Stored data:
--- Begin ---

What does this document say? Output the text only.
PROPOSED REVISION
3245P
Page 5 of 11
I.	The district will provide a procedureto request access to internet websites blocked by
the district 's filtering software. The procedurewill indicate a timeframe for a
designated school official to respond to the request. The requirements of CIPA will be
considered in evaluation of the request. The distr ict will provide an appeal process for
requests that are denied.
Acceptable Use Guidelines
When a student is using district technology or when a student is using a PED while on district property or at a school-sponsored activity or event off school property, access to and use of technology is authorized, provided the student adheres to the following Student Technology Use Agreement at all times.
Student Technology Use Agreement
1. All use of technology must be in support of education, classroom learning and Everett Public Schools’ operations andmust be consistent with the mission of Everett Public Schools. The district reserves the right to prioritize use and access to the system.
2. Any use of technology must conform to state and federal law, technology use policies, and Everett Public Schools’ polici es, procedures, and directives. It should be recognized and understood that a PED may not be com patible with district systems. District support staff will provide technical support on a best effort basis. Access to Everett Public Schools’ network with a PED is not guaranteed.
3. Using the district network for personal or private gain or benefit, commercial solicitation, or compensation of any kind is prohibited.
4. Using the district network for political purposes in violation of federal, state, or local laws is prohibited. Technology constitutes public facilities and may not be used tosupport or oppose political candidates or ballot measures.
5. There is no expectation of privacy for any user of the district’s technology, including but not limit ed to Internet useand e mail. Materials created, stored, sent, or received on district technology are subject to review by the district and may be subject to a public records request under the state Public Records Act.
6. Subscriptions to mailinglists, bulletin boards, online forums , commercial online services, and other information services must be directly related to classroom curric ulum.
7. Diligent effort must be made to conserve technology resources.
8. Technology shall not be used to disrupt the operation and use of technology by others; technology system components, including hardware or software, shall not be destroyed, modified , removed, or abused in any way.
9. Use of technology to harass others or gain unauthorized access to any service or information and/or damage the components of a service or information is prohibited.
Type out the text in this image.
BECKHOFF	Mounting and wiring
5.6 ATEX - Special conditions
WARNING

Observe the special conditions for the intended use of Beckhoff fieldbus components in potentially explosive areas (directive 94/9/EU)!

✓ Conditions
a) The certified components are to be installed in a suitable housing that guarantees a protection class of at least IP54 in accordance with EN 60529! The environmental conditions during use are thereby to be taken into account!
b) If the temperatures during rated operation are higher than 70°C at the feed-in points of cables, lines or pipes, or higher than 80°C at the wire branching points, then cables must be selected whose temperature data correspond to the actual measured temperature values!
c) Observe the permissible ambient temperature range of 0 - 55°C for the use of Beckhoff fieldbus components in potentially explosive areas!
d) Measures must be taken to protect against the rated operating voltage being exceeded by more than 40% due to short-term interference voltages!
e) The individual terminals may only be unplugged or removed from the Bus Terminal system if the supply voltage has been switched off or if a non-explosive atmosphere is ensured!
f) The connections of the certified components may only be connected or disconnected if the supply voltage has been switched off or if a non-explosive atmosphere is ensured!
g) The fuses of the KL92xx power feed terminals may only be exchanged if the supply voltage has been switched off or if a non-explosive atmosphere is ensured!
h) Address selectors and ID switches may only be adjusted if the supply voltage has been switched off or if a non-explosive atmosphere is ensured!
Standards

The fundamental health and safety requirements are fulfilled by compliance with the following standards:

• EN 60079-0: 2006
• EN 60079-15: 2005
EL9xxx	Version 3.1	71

--- End ---

• **What you will do**
Your task is to print all of the records exactly.

• **Task response**
What does this document say? Output the text only.
PROPOSED REVISION
3245P
Page 5 of 11
I.	The district will provide a procedureto request access to internet websites blocked by
the district 's filtering software. The procedurewill indicate a timeframe for a
designated school official to respond to the request. The requirements of CIPA will be
considered in evaluation of the request. The distr ict will provide an appeal process for
requests that are denied.
Acceptable Use Guidelines
When a student is using district technology or when a student is using a PED while on district property or at a school-sponsored activity or event off school property, access to and use of technology is authorized, provided the student adheres to the following Student Technology Use Agreement at all times.
Student Technology Use Agreement
1. All use of technology must be in support of education, classroom learning and Everett Public Schools’ operations andmust be consistent with the mission of Everett Public Schools. The district reserves the right to prioritize use and access to the system.
2. Any use of technology must conform to state and federal law, technology use policies, and Everett Public Schools’ polici es, procedures, and directives. It should be recognized and understood that a PED may not be com patible with district systems. District support staff will provide technical support on a best effort basis. Access to Everett Public Schools’ network with a PED is not guaranteed.
3. Using the district network for personal or private gain or benefit, commercial solicitation, or compensation of any kind is prohibited.
4. Using the district network for political purposes in violation of federal, state, or local laws is prohibited. Technology constitutes public facilities and may not be used tosupport or oppose political candidates or ballot measures.
5. There is no expectation of privacy for any user of the district’s technology, including but not limit ed to Internet useand e mail. Materials created, stored, sent, or received on district technology are subject to review by the district and may be subject to a public records request under the state Public Records Act.
6. Subscriptions to mailinglists, bulletin boards, online forums , commercial online services, and other information services must be directly related to classroom curric ulum.
7. Diligent effort must be made to conserve technology resources.
8. Technology shall not be used to disrupt the operation and use of technology by others; technology system components, including hardware or software, shall not be destroyed, modified , removed, or abused in any way.
9. Use of technology to harass others or gain unauthorized access to any service or information and/or damage the components of a service or information is prohibited.
Type out the text in this image.
BECKHOFF	Mounting and wiring
5.6 ATEX - Special conditions
WARNING

Observe the special conditions for the intended use of Beckhoff fieldbus components in potentially explosive areas (directive 94/9/EU)!

✓ Conditions
a) The certified components are to be installed in a suitable housing that guarantees a protection class of at least IP54 in accordance with EN 60529! The environmental conditions during use are thereby to be taken into account!
b) If the temperatures during rated operation are higher than 70°C at the feed-in points of cables, lines or pipes, or higher than 80°C at the wire branching points, then cables must be selected whose temperature data correspond to the actual measured temperature values!
c) Observe the permissible ambient temperature range of 0 - 55°C for the use of Beckhoff fieldbus components in potentially explosive areas!
d) Measures must be taken to protect against the rated operating voltage being exceeded by more than 40% due to short-term interference voltages!
e) The individual terminals may only be unplugged or removed from the Bus Terminal system if the supply voltage has been switched off or if a non-explosive atmosphere is ensured!
f) The connections of the certified components may only be connected or disconnected if the supply voltage has been switched off or if a non-explosive atmosphere is ensured!
g) The fuses of the KL92xx power feed terminals may only be exchanged if the supply voltage has been switched off or if a non-explosive atmosphere is ensured!
h) Address selectors and ID switches may only be adjusted if the supply voltage has been switched off or if a non-explosive atmosphere is ensured!
Standards

The fundamental health and safety requirements are fulfilled by compliance with the following standards:

• EN 60079-0: 2006
• EN 60079-15: 2005
EL9xxx	Version 3.1	71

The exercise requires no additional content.